- **Material provided**
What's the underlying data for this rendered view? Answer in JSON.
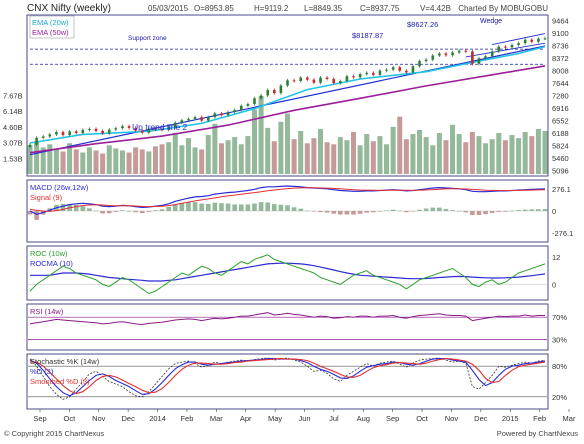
{
  "header": {
    "title": "CNX Nifty (weekly)",
    "date": "05/03/2015",
    "open": "O=8953.85",
    "high": "H=9119.2",
    "low": "L=8849.35",
    "close": "C=8937.75",
    "volume": "V=4.42B",
    "credit": "Charted By MOBUGOBU"
  },
  "footer": {
    "copyright": "© Copyright 2015 ChartNexus",
    "powered": "Powered by ChartNexus"
  },
  "colors": {
    "background": "#ffffff",
    "up_candle": "#2e7d32",
    "down_candle": "#c62828",
    "ema20": "#22c3e6",
    "ema50": "#9b1f9b",
    "trendline": "#1f2fd0",
    "support": "#1a1aa8",
    "volume_up": "#93b89a",
    "volume_down": "#c79a9a",
    "macd": "#2b2bd6",
    "signal": "#e03030",
    "roc": "#2ea02e",
    "rocma": "#2b2bd6",
    "rsi": "#8a1a8a",
    "stoch_k": "#333333",
    "stoch_d": "#2b2bd6",
    "stoch_sd": "#e03030",
    "panel_border": "#4a4a8a"
  },
  "chart_data": [
    {
      "type": "candlestick",
      "title": "CNX Nifty (weekly)",
      "series": [
        {
          "name": "EMA (20w)"
        },
        {
          "name": "EMA (50w)"
        }
      ],
      "price_axis": [
        "9464",
        "9100",
        "8736",
        "8372",
        "8008",
        "7644",
        "7280",
        "6916",
        "6552",
        "6188",
        "5824",
        "5460",
        "5096"
      ],
      "price_axis_values": [
        9464,
        9100,
        8736,
        8372,
        8008,
        7644,
        7280,
        6916,
        6552,
        6188,
        5824,
        5460,
        5096
      ],
      "ylim": [
        5000,
        9560
      ],
      "annotations": [
        "$8627.26",
        "$8187.87",
        "Support zone",
        "Wedge",
        "Up trend line 2"
      ],
      "support_levels": [
        8627.26,
        8187.87
      ],
      "x_labels": [
        "Sep",
        "Oct",
        "Nov",
        "Dec",
        "2014",
        "Feb",
        "Mar",
        "Apr",
        "May",
        "Jun",
        "Jul",
        "Aug",
        "Sep",
        "Oct",
        "Nov",
        "Dec",
        "2015",
        "Feb",
        "Mar"
      ],
      "close": [
        5850,
        6050,
        6090,
        6150,
        6220,
        6130,
        6240,
        6190,
        6280,
        6310,
        6250,
        6180,
        6290,
        6330,
        6390,
        6340,
        6260,
        6200,
        6320,
        6300,
        6280,
        6360,
        6490,
        6560,
        6600,
        6650,
        6550,
        6650,
        6760,
        6710,
        6800,
        6860,
        6980,
        7030,
        7200,
        7280,
        7440,
        7350,
        7570,
        7720,
        7700,
        7800,
        7740,
        7650,
        7800,
        7760,
        7640,
        7700,
        7840,
        7810,
        7900,
        7940,
        7880,
        8000,
        8030,
        8100,
        8000,
        7950,
        8130,
        8280,
        8320,
        8440,
        8500,
        8450,
        8530,
        8580,
        8560,
        8200,
        8360,
        8420,
        8560,
        8700,
        8680,
        8750,
        8800,
        8900,
        8840,
        8930,
        8940
      ],
      "ema20_points": [
        [
          0,
          5900
        ],
        [
          8,
          6150
        ],
        [
          18,
          6240
        ],
        [
          26,
          6470
        ],
        [
          34,
          6900
        ],
        [
          42,
          7450
        ],
        [
          50,
          7760
        ],
        [
          60,
          7970
        ],
        [
          68,
          8280
        ],
        [
          74,
          8500
        ],
        [
          78,
          8700
        ]
      ],
      "ema50_points": [
        [
          0,
          5620
        ],
        [
          10,
          5880
        ],
        [
          20,
          6100
        ],
        [
          30,
          6420
        ],
        [
          40,
          6850
        ],
        [
          50,
          7200
        ],
        [
          60,
          7560
        ],
        [
          70,
          7880
        ],
        [
          78,
          8140
        ]
      ],
      "trendline_points": [
        [
          0,
          5560
        ],
        [
          78,
          8720
        ]
      ],
      "volume_axis": [
        "7.67B",
        "6.14B",
        "4.60B",
        "3.07B",
        "1.53B"
      ],
      "volume_axis_values": [
        7.67,
        6.14,
        4.6,
        3.07,
        1.53
      ],
      "volume": [
        2.8,
        3.2,
        2.6,
        2.9,
        2.5,
        2.2,
        3.0,
        2.4,
        2.1,
        2.6,
        2.3,
        2.0,
        2.8,
        2.5,
        2.3,
        2.1,
        2.6,
        2.4,
        2.2,
        2.7,
        2.9,
        3.1,
        4.0,
        2.8,
        3.5,
        2.6,
        2.4,
        3.8,
        4.9,
        3.0,
        3.3,
        3.6,
        2.9,
        3.7,
        6.3,
        7.6,
        4.5,
        3.2,
        5.1,
        5.9,
        3.4,
        4.2,
        3.0,
        3.5,
        4.4,
        3.1,
        2.9,
        3.6,
        3.3,
        4.1,
        2.8,
        3.9,
        3.2,
        3.7,
        2.9,
        4.6,
        5.6,
        3.4,
        3.9,
        4.3,
        3.6,
        2.8,
        4.0,
        3.3,
        4.8,
        3.9,
        3.1,
        4.1,
        3.7,
        3.0,
        3.4,
        4.0,
        3.3,
        3.8,
        3.5,
        4.1,
        3.7,
        4.4,
        4.2
      ]
    },
    {
      "type": "line",
      "series": [
        {
          "name": "MACD (26w,12w)"
        },
        {
          "name": "Signal (9)"
        }
      ],
      "axis": [
        "276.1",
        "0",
        "-276.1"
      ],
      "axis_values": [
        276.1,
        0,
        -276.1
      ],
      "ylim": [
        -360,
        360
      ],
      "macd": [
        0,
        -40,
        -20,
        10,
        40,
        60,
        80,
        90,
        95,
        90,
        80,
        60,
        55,
        60,
        70,
        65,
        55,
        45,
        50,
        60,
        70,
        90,
        120,
        140,
        160,
        175,
        180,
        190,
        210,
        220,
        230,
        235,
        245,
        255,
        270,
        290,
        300,
        300,
        305,
        310,
        305,
        300,
        290,
        285,
        280,
        275,
        265,
        255,
        250,
        245,
        245,
        250,
        250,
        255,
        260,
        265,
        260,
        250,
        255,
        265,
        275,
        285,
        290,
        285,
        280,
        275,
        265,
        245,
        240,
        240,
        245,
        250,
        250,
        255,
        260,
        265,
        268,
        272,
        276
      ],
      "signal": [
        20,
        10,
        0,
        -5,
        5,
        20,
        40,
        55,
        68,
        75,
        78,
        74,
        68,
        65,
        66,
        65,
        62,
        57,
        55,
        56,
        60,
        67,
        80,
        95,
        110,
        125,
        138,
        150,
        163,
        176,
        188,
        198,
        208,
        218,
        228,
        240,
        252,
        261,
        270,
        278,
        284,
        287,
        288,
        288,
        286,
        284,
        280,
        275,
        270,
        265,
        261,
        259,
        257,
        256,
        257,
        258,
        258,
        257,
        256,
        258,
        261,
        266,
        271,
        274,
        275,
        275,
        273,
        268,
        263,
        258,
        256,
        255,
        254,
        254,
        255,
        257,
        259,
        262,
        265
      ]
    },
    {
      "type": "line",
      "series": [
        {
          "name": "ROC (10w)"
        },
        {
          "name": "ROCMA (10)"
        }
      ],
      "axis": [
        "12",
        "0"
      ],
      "axis_values": [
        12,
        0
      ],
      "ylim": [
        -6,
        16
      ],
      "roc": [
        -3,
        0,
        2,
        4,
        6,
        8,
        7,
        5,
        4,
        3,
        2,
        0,
        -1,
        1,
        3,
        2,
        0,
        -2,
        -4,
        -3,
        -1,
        1,
        3,
        5,
        4,
        6,
        8,
        7,
        5,
        4,
        6,
        8,
        10,
        9,
        11,
        12,
        13,
        11,
        10,
        9,
        8,
        7,
        6,
        5,
        3,
        2,
        1,
        0,
        2,
        4,
        5,
        6,
        4,
        3,
        2,
        1,
        0,
        -2,
        0,
        2,
        3,
        4,
        5,
        6,
        7,
        5,
        3,
        0,
        -1,
        1,
        2,
        0,
        1,
        3,
        5,
        6,
        7,
        8,
        9
      ],
      "rocma": [
        4,
        4,
        4,
        4,
        4.5,
        5,
        5,
        5,
        4.8,
        4.5,
        4,
        3.5,
        3,
        2.8,
        2.5,
        2.2,
        2,
        1.8,
        1.5,
        1.5,
        1.5,
        1.8,
        2,
        2.5,
        3,
        3.5,
        4,
        4.5,
        5,
        5.5,
        6,
        6.5,
        7,
        7.5,
        8,
        8.5,
        9,
        9.2,
        9.3,
        9.3,
        9.2,
        9,
        8.7,
        8.2,
        7.6,
        7,
        6.3,
        5.6,
        5,
        4.5,
        4,
        3.8,
        3.6,
        3.4,
        3.2,
        3,
        2.8,
        2.6,
        2.5,
        2.5,
        2.6,
        2.8,
        3,
        3.2,
        3.4,
        3.5,
        3.4,
        3.2,
        3,
        2.9,
        2.8,
        2.8,
        2.9,
        3,
        3.2,
        3.5,
        3.8,
        4.2,
        4.6
      ]
    },
    {
      "type": "line",
      "series": [
        {
          "name": "RSI (14w)"
        }
      ],
      "axis": [
        "70%",
        "30%"
      ],
      "axis_values": [
        70,
        30
      ],
      "ylim": [
        15,
        90
      ],
      "rsi": [
        58,
        60,
        62,
        64,
        66,
        65,
        64,
        63,
        62,
        61,
        60,
        58,
        59,
        61,
        62,
        60,
        58,
        57,
        59,
        60,
        61,
        63,
        65,
        66,
        67,
        66,
        64,
        66,
        68,
        67,
        68,
        70,
        72,
        72,
        74,
        76,
        78,
        74,
        75,
        77,
        75,
        74,
        72,
        70,
        72,
        71,
        68,
        69,
        71,
        70,
        72,
        72,
        70,
        72,
        72,
        73,
        70,
        68,
        71,
        73,
        74,
        75,
        76,
        74,
        73,
        73,
        72,
        64,
        66,
        68,
        70,
        72,
        71,
        72,
        72,
        74,
        72,
        73,
        73
      ]
    },
    {
      "type": "line",
      "series": [
        {
          "name": "Stochastic %K (14w)"
        },
        {
          "name": "%D (3)"
        },
        {
          "name": "Smoothed %D (3)"
        }
      ],
      "axis": [
        "80%",
        "20%"
      ],
      "axis_values": [
        80,
        20
      ],
      "ylim": [
        0,
        100
      ],
      "k": [
        95,
        80,
        60,
        40,
        25,
        15,
        20,
        35,
        50,
        65,
        70,
        60,
        50,
        45,
        40,
        30,
        22,
        20,
        30,
        45,
        60,
        75,
        85,
        88,
        90,
        85,
        78,
        82,
        88,
        85,
        88,
        90,
        92,
        90,
        93,
        95,
        96,
        92,
        94,
        96,
        92,
        88,
        80,
        70,
        72,
        66,
        55,
        50,
        62,
        70,
        78,
        85,
        80,
        86,
        88,
        90,
        84,
        78,
        86,
        92,
        94,
        95,
        96,
        92,
        88,
        90,
        86,
        40,
        35,
        48,
        62,
        80,
        78,
        82,
        85,
        88,
        86,
        90,
        92
      ],
      "d": [
        92,
        86,
        72,
        55,
        40,
        28,
        22,
        28,
        40,
        52,
        62,
        65,
        60,
        52,
        46,
        40,
        32,
        25,
        26,
        35,
        48,
        62,
        75,
        83,
        88,
        88,
        84,
        82,
        84,
        85,
        87,
        88,
        90,
        91,
        92,
        93,
        95,
        95,
        94,
        94,
        94,
        91,
        87,
        80,
        74,
        70,
        64,
        57,
        56,
        61,
        70,
        78,
        81,
        84,
        85,
        88,
        87,
        84,
        82,
        85,
        90,
        94,
        95,
        95,
        92,
        90,
        88,
        72,
        54,
        42,
        48,
        62,
        74,
        80,
        82,
        85,
        86,
        88,
        90
      ],
      "sd": [
        88,
        88,
        80,
        68,
        55,
        42,
        32,
        26,
        30,
        40,
        52,
        60,
        62,
        59,
        53,
        46,
        40,
        33,
        28,
        29,
        36,
        48,
        62,
        74,
        82,
        86,
        86,
        85,
        84,
        84,
        85,
        87,
        88,
        90,
        91,
        92,
        93,
        94,
        95,
        94,
        94,
        93,
        91,
        86,
        80,
        75,
        70,
        64,
        59,
        58,
        62,
        70,
        77,
        81,
        83,
        86,
        87,
        86,
        85,
        84,
        86,
        90,
        93,
        95,
        94,
        92,
        90,
        84,
        72,
        56,
        48,
        50,
        62,
        72,
        79,
        82,
        84,
        86,
        88
      ]
    }
  ]
}
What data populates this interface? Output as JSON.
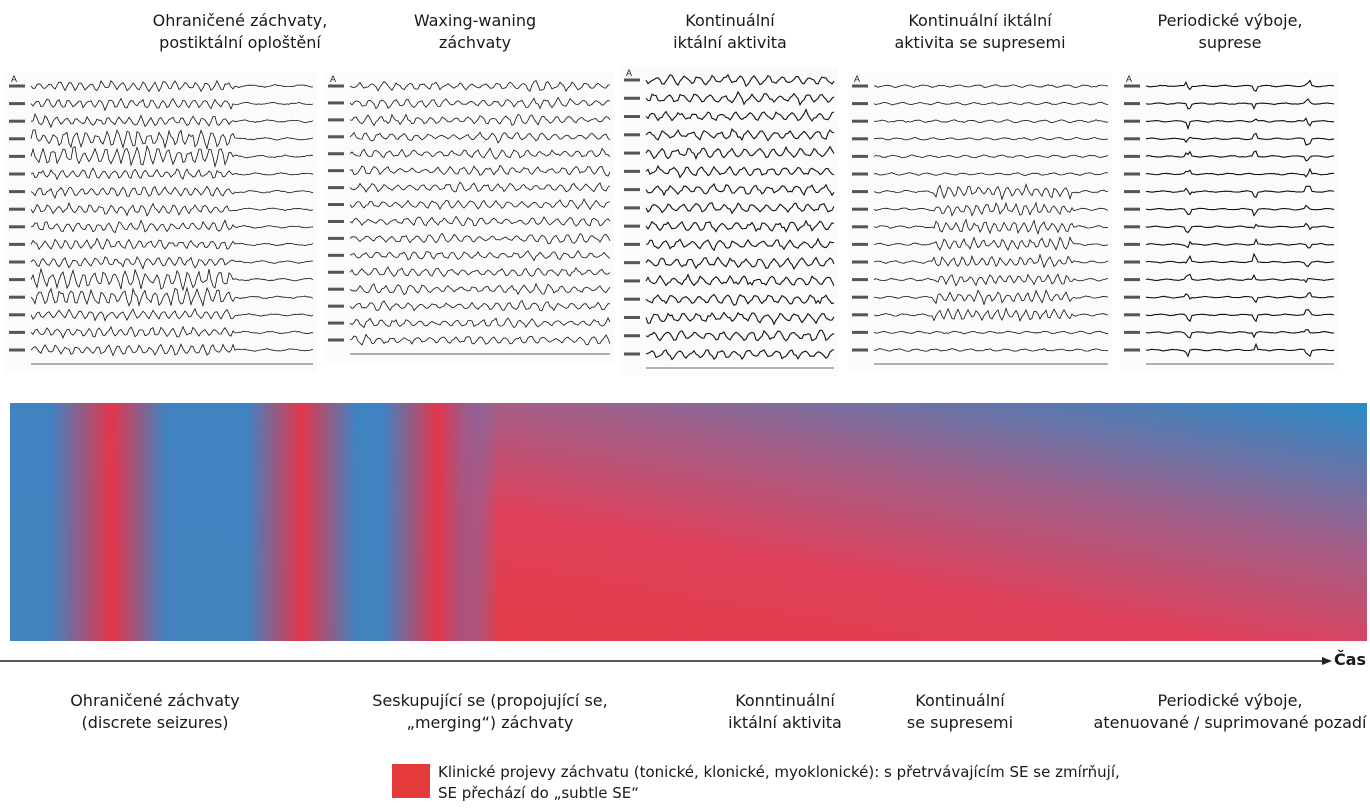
{
  "top_labels": [
    "Ohraničené záchvaty,\npostiktální oploštění",
    "Waxing-waning\nzáchvaty",
    "Kontinuální\niktální aktivita",
    "Kontinuální iktální\naktivita se supresemi",
    "Periodické výboje,\nsuprese"
  ],
  "eeg_panels": [
    {
      "pattern": "discrete-seizures",
      "channels": 16
    },
    {
      "pattern": "waxing-waning",
      "channels": 16
    },
    {
      "pattern": "continuous",
      "channels": 16
    },
    {
      "pattern": "continuous-with-suppressions",
      "channels": 16
    },
    {
      "pattern": "periodic-discharges",
      "channels": 16
    }
  ],
  "axis": {
    "label": "Čas"
  },
  "bottom_labels": [
    "Ohraničené záchvaty\n(discrete seizures)",
    "Seskupující se (propojující se,\n„merging“) záchvaty",
    "Konntinuální\niktální aktivita",
    "Kontinuální\nse supresemi",
    "Periodické výboje,\natenuované / suprimované pozadí"
  ],
  "legend": {
    "text_line1": "Klinické projevy záchvatu (tonické, klonické, myoklonické): s přetrvávajícím SE se zmírňují,",
    "text_line2": "SE přechází do „subtle SE“",
    "color": "#e53a3a"
  },
  "colors": {
    "red": "#e53a3a",
    "blue": "#2a8ac8",
    "purple": "#8a6a9e"
  }
}
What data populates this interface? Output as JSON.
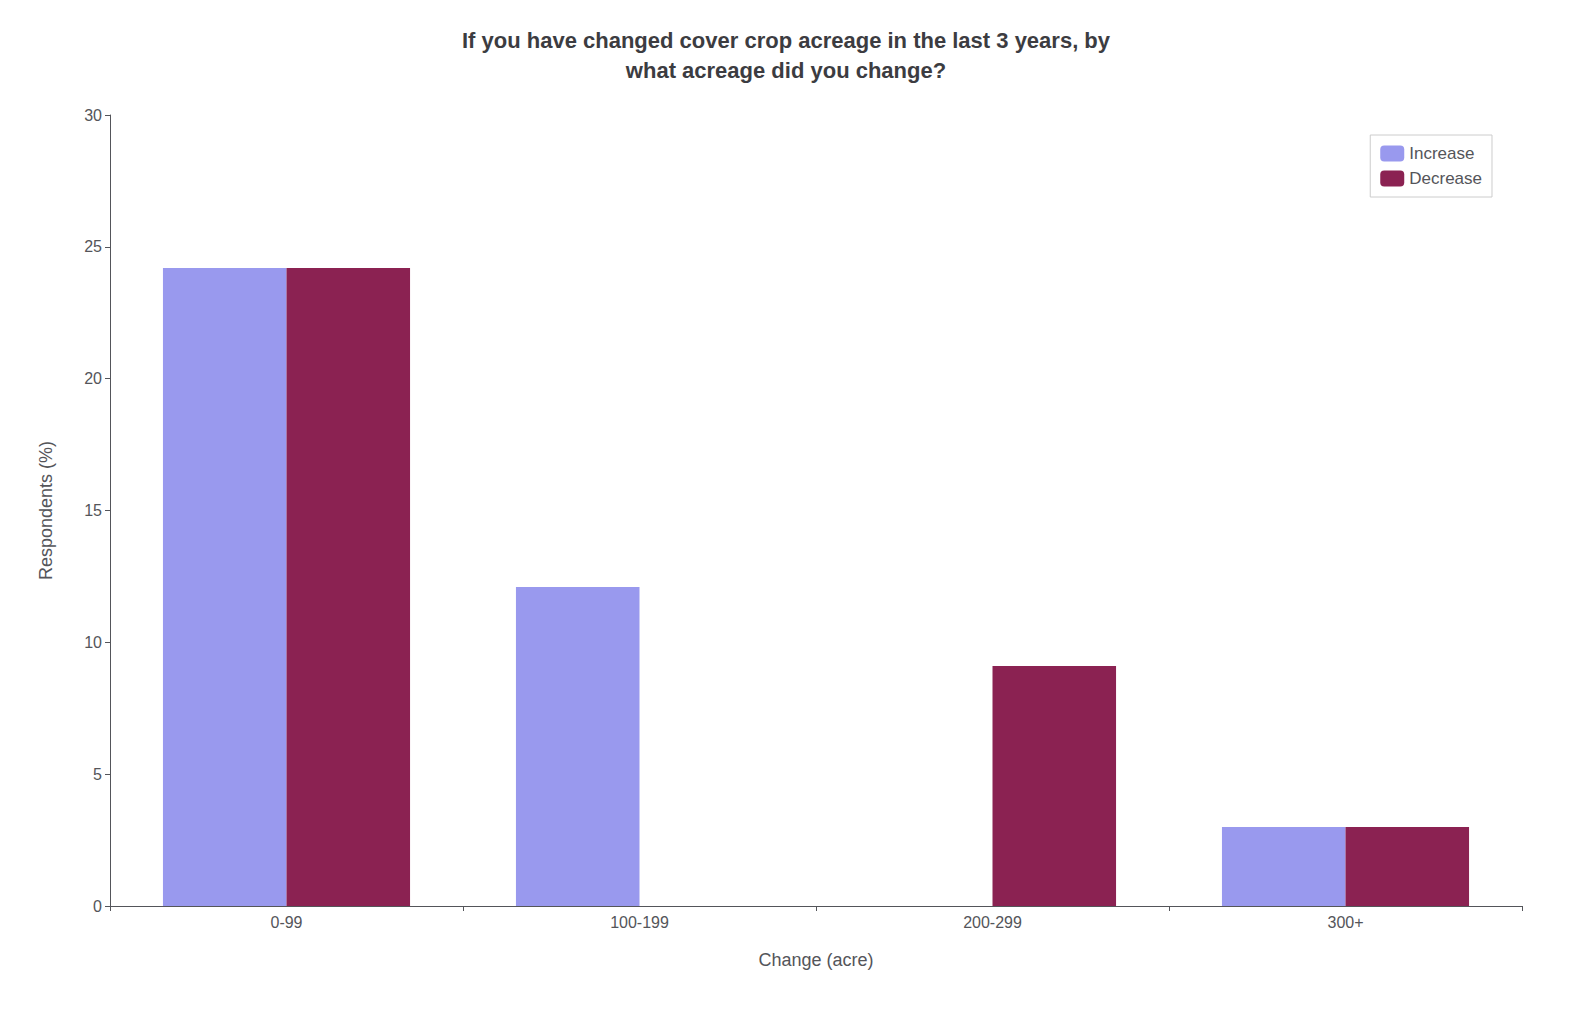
{
  "chart_data": {
    "type": "bar",
    "title": "If you have changed cover crop acreage in the last 3 years, by\nwhat acreage did you change?",
    "xlabel": "Change (acre)",
    "ylabel": "Respondents (%)",
    "categories": [
      "0-99",
      "100-199",
      "200-299",
      "300+"
    ],
    "series": [
      {
        "name": "Increase",
        "color": "#9999ee",
        "values": [
          24.2,
          12.1,
          0.0,
          3.0
        ]
      },
      {
        "name": "Decrease",
        "color": "#8B2252",
        "values": [
          24.2,
          0.0,
          9.1,
          3.0
        ]
      }
    ],
    "ylim": [
      0,
      30
    ],
    "yticks": [
      0,
      5,
      10,
      15,
      20,
      25,
      30
    ],
    "grid": false,
    "legend": "upper right"
  }
}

- **Aim**
Your answer should be a single number: the count of lines in the material above that contain "pattern".

- **Solution to this problem**
5